-- SHORT PROBLEM --
Pull out every line with the word "content" from the entries below.

(Data excerpts)
+--

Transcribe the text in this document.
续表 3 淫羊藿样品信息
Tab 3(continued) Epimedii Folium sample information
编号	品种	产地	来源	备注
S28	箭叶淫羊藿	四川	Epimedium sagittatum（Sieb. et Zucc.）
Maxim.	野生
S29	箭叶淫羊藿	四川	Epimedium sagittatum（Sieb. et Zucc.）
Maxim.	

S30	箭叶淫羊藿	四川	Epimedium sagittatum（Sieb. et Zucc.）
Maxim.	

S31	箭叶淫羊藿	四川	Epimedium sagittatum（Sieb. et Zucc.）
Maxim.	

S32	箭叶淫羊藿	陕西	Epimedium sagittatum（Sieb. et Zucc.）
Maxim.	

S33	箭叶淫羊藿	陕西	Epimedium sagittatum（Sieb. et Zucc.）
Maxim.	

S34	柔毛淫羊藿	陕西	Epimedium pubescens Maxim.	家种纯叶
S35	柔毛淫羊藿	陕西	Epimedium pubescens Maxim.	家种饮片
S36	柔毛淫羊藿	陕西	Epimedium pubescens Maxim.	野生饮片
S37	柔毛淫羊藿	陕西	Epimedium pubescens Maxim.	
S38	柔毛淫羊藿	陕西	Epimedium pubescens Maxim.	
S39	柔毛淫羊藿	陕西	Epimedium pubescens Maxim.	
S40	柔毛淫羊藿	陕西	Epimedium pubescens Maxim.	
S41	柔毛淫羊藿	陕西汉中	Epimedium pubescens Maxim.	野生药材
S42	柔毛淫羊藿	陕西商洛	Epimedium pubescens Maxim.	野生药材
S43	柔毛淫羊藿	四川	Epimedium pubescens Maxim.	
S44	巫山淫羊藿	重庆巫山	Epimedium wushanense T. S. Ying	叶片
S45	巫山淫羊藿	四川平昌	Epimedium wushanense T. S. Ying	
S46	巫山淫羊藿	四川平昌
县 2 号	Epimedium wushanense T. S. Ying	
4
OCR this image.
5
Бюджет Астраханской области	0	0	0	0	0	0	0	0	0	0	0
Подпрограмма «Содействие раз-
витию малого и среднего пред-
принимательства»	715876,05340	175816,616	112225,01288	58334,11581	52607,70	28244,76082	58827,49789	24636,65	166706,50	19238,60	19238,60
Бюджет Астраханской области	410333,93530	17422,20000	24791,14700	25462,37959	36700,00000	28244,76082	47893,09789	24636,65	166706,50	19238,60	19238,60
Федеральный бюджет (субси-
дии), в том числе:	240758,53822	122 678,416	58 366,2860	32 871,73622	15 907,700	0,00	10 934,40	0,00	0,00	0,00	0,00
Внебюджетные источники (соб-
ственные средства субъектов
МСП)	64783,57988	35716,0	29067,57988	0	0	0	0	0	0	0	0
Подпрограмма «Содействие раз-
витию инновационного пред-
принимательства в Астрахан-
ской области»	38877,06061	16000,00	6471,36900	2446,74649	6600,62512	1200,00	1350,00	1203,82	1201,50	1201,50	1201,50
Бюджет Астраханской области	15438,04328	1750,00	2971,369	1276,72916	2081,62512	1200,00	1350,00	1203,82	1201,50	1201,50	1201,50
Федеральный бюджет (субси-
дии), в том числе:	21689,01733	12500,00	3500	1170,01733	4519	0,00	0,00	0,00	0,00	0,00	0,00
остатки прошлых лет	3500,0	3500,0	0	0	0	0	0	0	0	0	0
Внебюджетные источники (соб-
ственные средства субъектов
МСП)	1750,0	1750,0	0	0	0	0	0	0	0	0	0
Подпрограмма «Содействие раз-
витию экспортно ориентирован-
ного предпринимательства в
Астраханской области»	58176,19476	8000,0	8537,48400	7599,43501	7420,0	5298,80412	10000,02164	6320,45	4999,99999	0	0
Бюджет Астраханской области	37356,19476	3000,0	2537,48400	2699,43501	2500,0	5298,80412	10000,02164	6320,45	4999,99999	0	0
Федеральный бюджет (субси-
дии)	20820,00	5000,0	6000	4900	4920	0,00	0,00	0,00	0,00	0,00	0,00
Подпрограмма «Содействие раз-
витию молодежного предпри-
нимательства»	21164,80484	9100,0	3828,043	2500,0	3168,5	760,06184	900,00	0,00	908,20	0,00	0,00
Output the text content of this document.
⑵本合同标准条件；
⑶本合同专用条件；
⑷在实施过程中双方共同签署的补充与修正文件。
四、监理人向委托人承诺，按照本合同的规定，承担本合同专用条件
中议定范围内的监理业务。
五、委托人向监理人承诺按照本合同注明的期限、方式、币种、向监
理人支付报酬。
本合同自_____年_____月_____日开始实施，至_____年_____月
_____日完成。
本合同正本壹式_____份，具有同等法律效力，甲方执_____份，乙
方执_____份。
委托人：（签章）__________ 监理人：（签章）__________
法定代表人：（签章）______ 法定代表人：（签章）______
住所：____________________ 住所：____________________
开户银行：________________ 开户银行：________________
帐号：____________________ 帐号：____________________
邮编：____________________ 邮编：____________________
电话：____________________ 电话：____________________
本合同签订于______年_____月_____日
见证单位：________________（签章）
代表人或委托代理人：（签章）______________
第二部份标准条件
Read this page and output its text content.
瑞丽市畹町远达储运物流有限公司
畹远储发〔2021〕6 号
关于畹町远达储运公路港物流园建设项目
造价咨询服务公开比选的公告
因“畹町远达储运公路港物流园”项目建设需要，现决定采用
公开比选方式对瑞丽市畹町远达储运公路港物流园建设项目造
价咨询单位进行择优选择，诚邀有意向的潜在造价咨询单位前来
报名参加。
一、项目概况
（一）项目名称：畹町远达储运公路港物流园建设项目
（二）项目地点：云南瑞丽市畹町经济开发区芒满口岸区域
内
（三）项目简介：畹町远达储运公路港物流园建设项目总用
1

+--

-- WRITTEN REPLY --
Output the text content of this document.
Read this page and output its text content.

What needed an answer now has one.